(begin)

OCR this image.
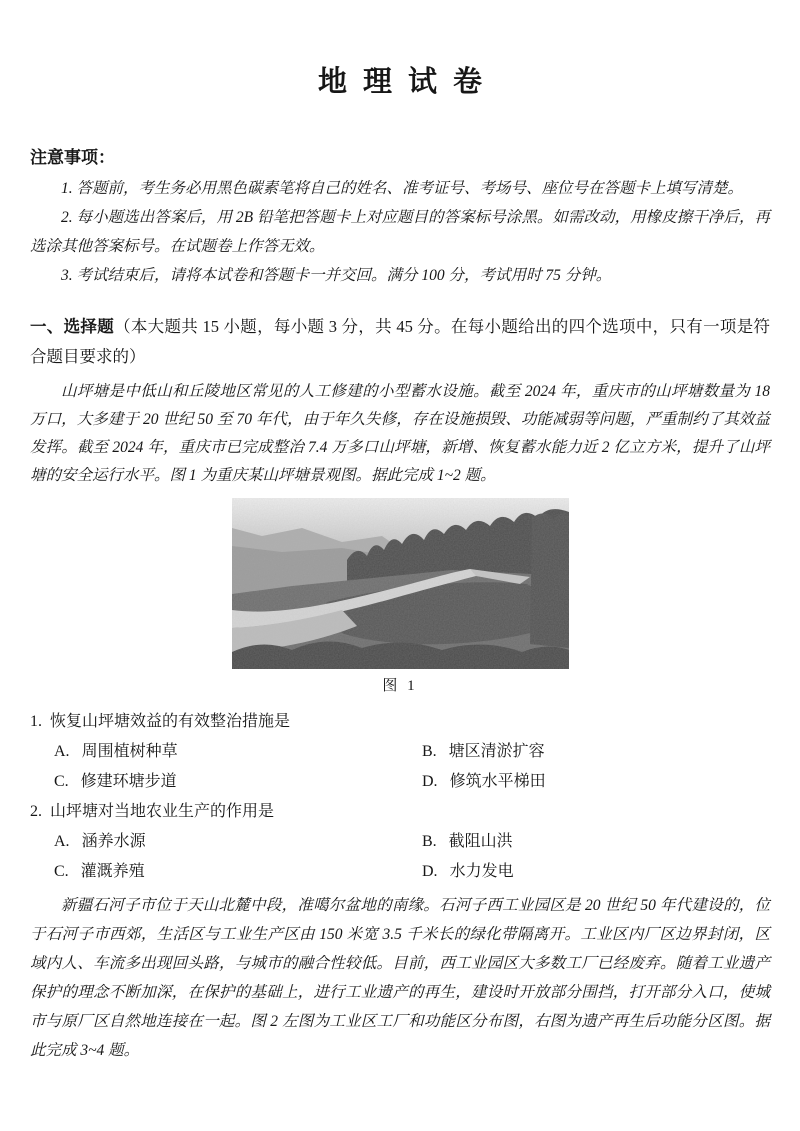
地理试卷

注意事项：

1. 答题前，考生务必用黑色碳素笔将自己的姓名、准考证号、考场号、座位号在答题卡上填写清楚。

2. 每小题选出答案后，用 2B 铅笔把答题卡上对应题目的答案标号涂黑。如需改动，用橡皮擦干净后，再选涂其他答案标号。在试题卷上作答无效。

3. 考试结束后，请将本试卷和答题卡一并交回。满分 100 分，考试用时 75 分钟。

一、选择题（本大题共 15 小题，每小题 3 分，共 45 分。在每小题给出的四个选项中，只有一项是符合题目要求的）

山坪塘是中低山和丘陵地区常见的人工修建的小型蓄水设施。截至 2024 年，重庆市的山坪塘数量为 18 万口，大多建于 20 世纪 50 至 70 年代，由于年久失修，存在设施损毁、功能减弱等问题，严重制约了其效益发挥。截至 2024 年，重庆市已完成整治 7.4 万多口山坪塘，新增、恢复蓄水能力近 2 亿立方米，提升了山坪塘的安全运行水平。图 1 为重庆某山坪塘景观图。据此完成 1~2 题。

图 1

1. 恢复山坪塘效益的有效整治措施是

A. 周围植树种草	B. 塘区清淤扩容
C. 修建环塘步道	D. 修筑水平梯田

2. 山坪塘对当地农业生产的作用是

A. 涵养水源	B. 截阻山洪
C. 灌溉养殖	D. 水力发电

新疆石河子市位于天山北麓中段，准噶尔盆地的南缘。石河子西工业园区是 20 世纪 50 年代建设的，位于石河子市西郊，生活区与工业生产区由 150 米宽 3.5 千米长的绿化带隔离开。工业区内厂区边界封闭，区域内人、车流多出现回头路，与城市的融合性较低。目前，西工业园区大多数工厂已经废弃。随着工业遗产保护的理念不断加深，在保护的基础上，进行工业遗产的再生，建设时开放部分围挡，打开部分入口，使城市与原厂区自然地连接在一起。图 2 左图为工业区工厂和功能区分布图，右图为遗产再生后功能分区图。据此完成 3~4 题。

(end)

**What the exercise asks:** Your copy should match the entries exactly, minus the pictures.

**Response:**
OCR this image.
地理试卷

注意事项：

1. 答题前，考生务必用黑色碳素笔将自己的姓名、准考证号、考场号、座位号在答题卡上填写清楚。

2. 每小题选出答案后，用 2B 铅笔把答题卡上对应题目的答案标号涂黑。如需改动，用橡皮擦干净后，再选涂其他答案标号。在试题卷上作答无效。

3. 考试结束后，请将本试卷和答题卡一并交回。满分 100 分，考试用时 75 分钟。

一、选择题（本大题共 15 小题，每小题 3 分，共 45 分。在每小题给出的四个选项中，只有一项是符合题目要求的）

山坪塘是中低山和丘陵地区常见的人工修建的小型蓄水设施。截至 2024 年，重庆市的山坪塘数量为 18 万口，大多建于 20 世纪 50 至 70 年代，由于年久失修，存在设施损毁、功能减弱等问题，严重制约了其效益发挥。截至 2024 年，重庆市已完成整治 7.4 万多口山坪塘，新增、恢复蓄水能力近 2 亿立方米，提升了山坪塘的安全运行水平。图 1 为重庆某山坪塘景观图。据此完成 1~2 题。

图 1

1. 恢复山坪塘效益的有效整治措施是

A. 周围植树种草	B. 塘区清淤扩容
C. 修建环塘步道	D. 修筑水平梯田

2. 山坪塘对当地农业生产的作用是

A. 涵养水源	B. 截阻山洪
C. 灌溉养殖	D. 水力发电

新疆石河子市位于天山北麓中段，准噶尔盆地的南缘。石河子西工业园区是 20 世纪 50 年代建设的，位于石河子市西郊，生活区与工业生产区由 150 米宽 3.5 千米长的绿化带隔离开。工业区内厂区边界封闭，区域内人、车流多出现回头路，与城市的融合性较低。目前，西工业园区大多数工厂已经废弃。随着工业遗产保护的理念不断加深，在保护的基础上，进行工业遗产的再生，建设时开放部分围挡，打开部分入口，使城市与原厂区自然地连接在一起。图 2 左图为工业区工厂和功能区分布图，右图为遗产再生后功能分区图。据此完成 3~4 题。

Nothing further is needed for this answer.